Using the data below, work out how many lines contain the word "ลแวร", then state that number without comment.
*** DATA SHOWN ***
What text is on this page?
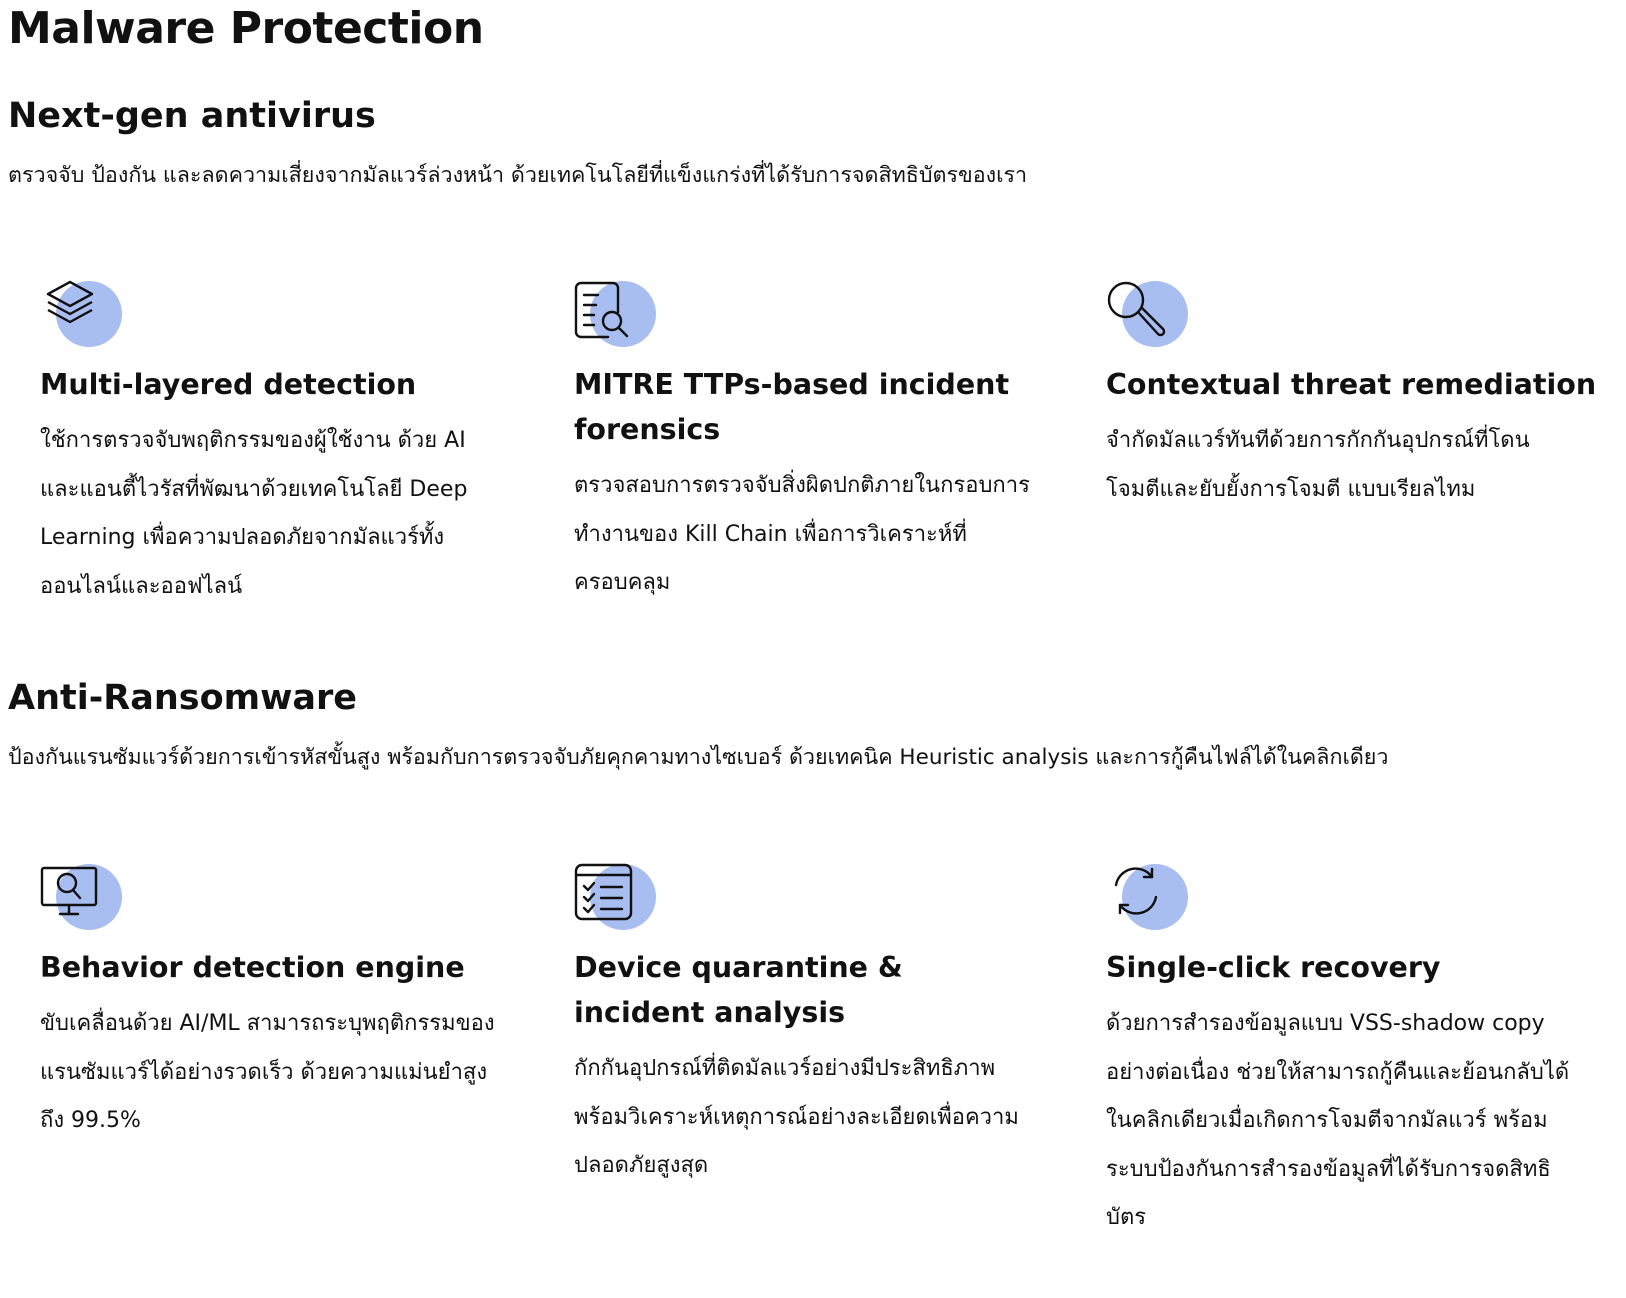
Malware Protection
Next-gen antivirus

ตรวจจับ ป้องกัน และลดความเสี่ยงจากมัลแวร์ล่วงหน้า ด้วยเทคโนโลยีที่แข็งแกร่งที่ได้รับการจดสิทธิบัตรของเรา

Multi-layered detection

ใช้การตรวจจับพฤติกรรมของผู้ใช้งาน ด้วย AI และแอนตี้ไวรัสที่พัฒนาด้วยเทคโนโลยี Deep Learning เพื่อความปลอดภัยจากมัลแวร์ทั้งออนไลน์และออฟไลน์

MITRE TTPs-based incident forensics

ตรวจสอบการตรวจจับสิ่งผิดปกติภายในกรอบการทำงานของ Kill Chain เพื่อการวิเคราะห์ที่ครอบคลุม

Contextual threat remediation

จำกัดมัลแวร์ทันทีด้วยการกักกันอุปกรณ์ที่โดนโจมตีและยับยั้งการโจมตี แบบเรียลไทม

Anti-Ransomware

ป้องกันแรนซัมแวร์ด้วยการเข้ารหัสขั้นสูง พร้อมกับการตรวจจับภัยคุกคามทางไซเบอร์ ด้วยเทคนิค Heuristic analysis และการกู้คืนไฟล์ได้ในคลิกเดียว

Behavior detection engine

ขับเคลื่อนด้วย AI/ML สามารถระบุพฤติกรรมของแรนซัมแวร์ได้อย่างรวดเร็ว ด้วยความแม่นยำสูงถึง 99.5%

Device quarantine & incident analysis

กักกันอุปกรณ์ที่ติดมัลแวร์อย่างมีประสิทธิภาพ พร้อมวิเคราะห์เหตุการณ์อย่างละเอียดเพื่อความปลอดภัยสูงสุด

Single-click recovery

ด้วยการสำรองข้อมูลแบบ VSS-shadow copy อย่างต่อเนื่อง ช่วยให้สามารถกู้คืนและย้อนกลับได้ในคลิกเดียวเมื่อเกิดการโจมตีจากมัลแวร์ พร้อมระบบป้องกันการสำรองข้อมูลที่ได้รับการจดสิทธิบัตร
*** End of DATA SHOWN ***
**RESPONSE TO THE TASK:**
5